> [Текст страницы]:

* * *

Историк архитектуры Иван Саблин о синтезе национального и общечеловеческого в рубрике «Достопримечатленности»:
Адмиралтейство. Часть I
«Буржуазные космополиты в своих попытках опорочить наше великое национальное архитектурное искусство пытались ставить вопрос о влиянии иностранных мастеров на русских зодчих», — можно было прочитать в монографии 1950 года, посвящённой архитектору Томону (то ли французу, то ли швейцарцу), превосходно оформленной — в лучших традициях «Мира искусства», унаследованных советской книжной графикой, — но в части текста совершенно ужасной, насквозь пропитанной ксенофобией. Тяжёлое было время… только что окончилась одна война, а страны-победительницы готовились вступить в другую, чреватую уничтожением всего живого, и опустившийся железный занавес не столько оградил, сколько раздавил собой отечественную науку об искусстве…
По-иному обстояли дела в начале XIX века, когда, вопреки конфликту с Францией, русская культура оставалась открытой влиянию и этой страны, небезосновательно претендовавшей на мировое лидерство. И проигравшей. Но как когда-то Рим, покоривший Грецию, сам был покорён её художественными и интеллектуальными добродетелями, так и Россия охотно перенимала заграничные идеи, хотя бы и шли они из стана врага. Гораздо позже — и тоже не без внешнего воздействия — восторжествовала у нас точка зрения, доведённая до крайности Стасовым (критиком, не архитектором), отождествлявшим художественный талант с самобытностью: тот, кто подражает, творческой благодати лишён. Древние греки и средневековые мастера никого не копировали, сторонники же классицизма, напротив, глубоко и сущностно неоригинальны. Мало кому импонировавшие попытки Стасова-старшего и Тона строить в «русском» стиле объясняли неспособностью этих зодчих вовсе отказаться от классических приёмов и, как следствие, узким пониманием национального в смысле украшений — кокошников над строгим карнизом. Надлежало тщательнее изучить народные мотивы… однако результатом подобного изучения стало нечто худшее: стиль, пренебрежительно названный «петушиным» и не принёсший никакого обновления.

* * *

> [Данные]:
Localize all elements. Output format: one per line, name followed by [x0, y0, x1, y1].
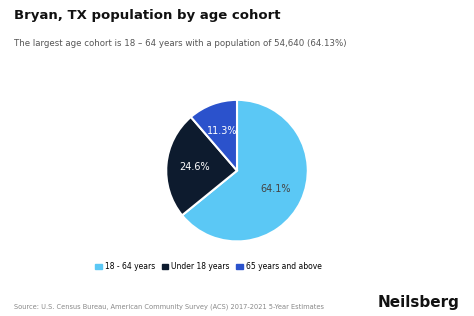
Text: The largest age cohort is 18 – 64 years with a population of 54,640 (64.13%): The largest age cohort is 18 – 64 years … [14, 40, 346, 48]
Text: Source: U.S. Census Bureau, American Community Survey (ACS) 2017-2021 5-Year Est: Source: U.S. Census Bureau, American Com… [14, 303, 324, 310]
Wedge shape [182, 100, 308, 241]
Text: 24.6%: 24.6% [179, 162, 210, 172]
Text: Bryan, TX population by age cohort: Bryan, TX population by age cohort [14, 9, 281, 22]
Text: 64.1%: 64.1% [260, 184, 291, 194]
Wedge shape [166, 117, 237, 215]
Legend: 18 - 64 years, Under 18 years, 65 years and above: 18 - 64 years, Under 18 years, 65 years … [95, 262, 322, 271]
Text: 11.3%: 11.3% [207, 126, 237, 136]
Wedge shape [191, 100, 237, 171]
Text: Neilsberg: Neilsberg [378, 295, 460, 310]
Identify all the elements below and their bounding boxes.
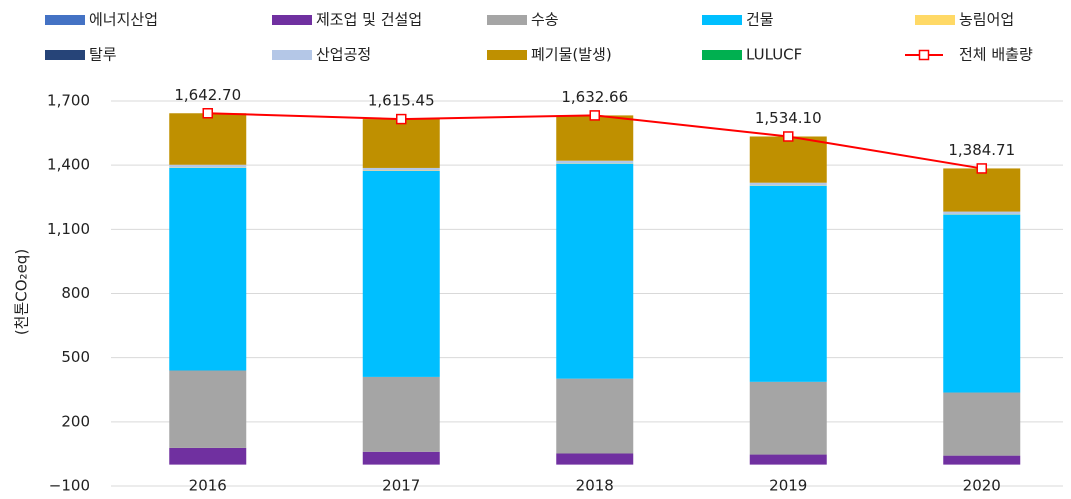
legend-label: 농림어업 (959, 11, 1014, 29)
y-tick-label: 1,700 (47, 92, 90, 110)
bar-segment (169, 448, 246, 465)
x-tick-label: 2016 (189, 477, 227, 495)
y-tick-label: 800 (61, 284, 90, 302)
legend-swatch (702, 15, 742, 25)
bar-segment (363, 168, 440, 171)
bar-segment (169, 371, 246, 448)
line-marker (203, 109, 212, 118)
x-tick-label: 2018 (576, 477, 614, 495)
legend-swatch (45, 50, 85, 60)
bar-segment (363, 171, 440, 377)
y-tick-label: 500 (61, 348, 90, 366)
x-tick-label: 2020 (963, 477, 1001, 495)
bar-segment (750, 382, 827, 455)
legend-label: 건물 (746, 11, 774, 29)
line-marker (397, 115, 406, 124)
legend-label: 전체 배출량 (959, 46, 1033, 64)
data-label: 1,642.70 (174, 86, 241, 104)
legend-swatch (487, 15, 527, 25)
y-tick-label: 1,400 (47, 156, 90, 174)
y-tick-label: 1,100 (47, 220, 90, 238)
bar-segment (169, 168, 246, 371)
bar-segment (363, 452, 440, 465)
bar-segment (943, 212, 1020, 215)
legend-marker (920, 51, 929, 60)
bar-segment (169, 113, 246, 164)
bar-segment (943, 215, 1020, 393)
legend-swatch (45, 15, 85, 25)
legend-label: 에너지산업 (89, 11, 158, 29)
y-tick-label: 200 (61, 412, 90, 430)
bar-segment (556, 161, 633, 164)
y-axis-label: (천톤CO₂eq) (13, 249, 31, 335)
bar-segment (750, 183, 827, 186)
bar-segment (943, 456, 1020, 465)
bar-segment (750, 136, 827, 182)
bar-segment (556, 453, 633, 464)
data-label: 1,615.45 (368, 92, 435, 110)
bar-segment (363, 119, 440, 168)
bar-segment (556, 164, 633, 379)
line-marker (977, 164, 986, 173)
data-label: 1,534.10 (755, 109, 822, 127)
x-tick-label: 2019 (769, 477, 807, 495)
bar-segment (943, 393, 1020, 456)
x-tick-label: 2017 (382, 477, 420, 495)
bar-segment (750, 455, 827, 465)
legend-swatch (702, 50, 742, 60)
line-marker (784, 132, 793, 141)
bar-segment (750, 186, 827, 382)
legend-label: 폐기물(발생) (531, 46, 612, 64)
legend-label: 제조업 및 건설업 (316, 11, 422, 29)
bar-segment (943, 168, 1020, 211)
bar-segment (556, 379, 633, 454)
legend-swatch (272, 50, 312, 60)
legend-label: 수송 (531, 11, 559, 29)
legend-swatch (915, 15, 955, 25)
line-marker (590, 111, 599, 120)
bar-segment (556, 115, 633, 160)
legend-label: LULUCF (746, 46, 802, 64)
data-label: 1,632.66 (561, 88, 628, 106)
bar-segment (363, 377, 440, 452)
legend-label: 탈루 (89, 46, 117, 64)
legend-swatch (487, 50, 527, 60)
y-tick-label: −100 (49, 477, 90, 495)
legend-label: 산업공정 (316, 46, 371, 64)
legend-swatch (272, 15, 312, 25)
bar-segment (169, 165, 246, 168)
data-label: 1,384.71 (948, 141, 1015, 159)
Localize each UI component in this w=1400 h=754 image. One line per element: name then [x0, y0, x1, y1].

* * *

Напишите продолжение текста об Адмиралтействе, начиная сразу после его последнего предложения.

> [Ответ]:
Так и продолжалось до 1917 года — за немногими счастливыми исключениями, вроде собора в Петергофе или храмов Щусева и Покровского: с каждой новой попыткой создать истинно национальный стиль обнаруживался только больший разрыв, отделивший Россию XIX, а затем и XX века от допетровской эпохи, наследие которой отчего-то полагали единственным средоточием оригинальных художественных идей, достойных возрождения и дальнейшего воспроизведения. Проект этот в целом провалился — вовсе не потому, что возвращение в прошлое в принципе невозможно! Нет, искусство то и дело демонстрирует способность обмануть ход времени, оттого иные неоготические храмы Европы (как и Северной Америки) поражают аутентичностью; даже знатока можно сбить с толку, показав ему какой-нибудь донкастерский собор (Джорджа Гилберта Скотта), не говоря притом, что это XIX век… Но никто не спутает Спас на Крови с подлинным XVII столетием, на которое его создатели вроде бы ориентировались.

Адмиралтейство © https://www.culture.ru/materials/129726/admiralteistvo
При чём здесь, однако, Адмиралтейство? Дело в том, что не только борцы с космополитизмом, давно уж позабытые, но и многие честные, думающие любители старины, неравнодушные к вопросам культурной идентичности, склонны видеть именно в этом здании желанный синтез национального и общечеловеческого: в роли последнего, понятно, выступает классицизм. Но ведь не он один ответственен за облик грандиозной постройки! Есть здесь ещё какое-то начало; почему бы не допустить, что происходит оно откуда-то из глубин национальной памяти? Так, рассуждения об Адмиралтействе как о подобии старинного монастыря с надвратной церковью (традиция возведения храмов над воротами и в самом деле встречается только у нас), спокойная гладь стен которого напоминает памятники псково-новгородской школы, не кажутся таким уж абсурдом. Необходимо объяснить столь многие необычные черты, невыводимые из классической теории.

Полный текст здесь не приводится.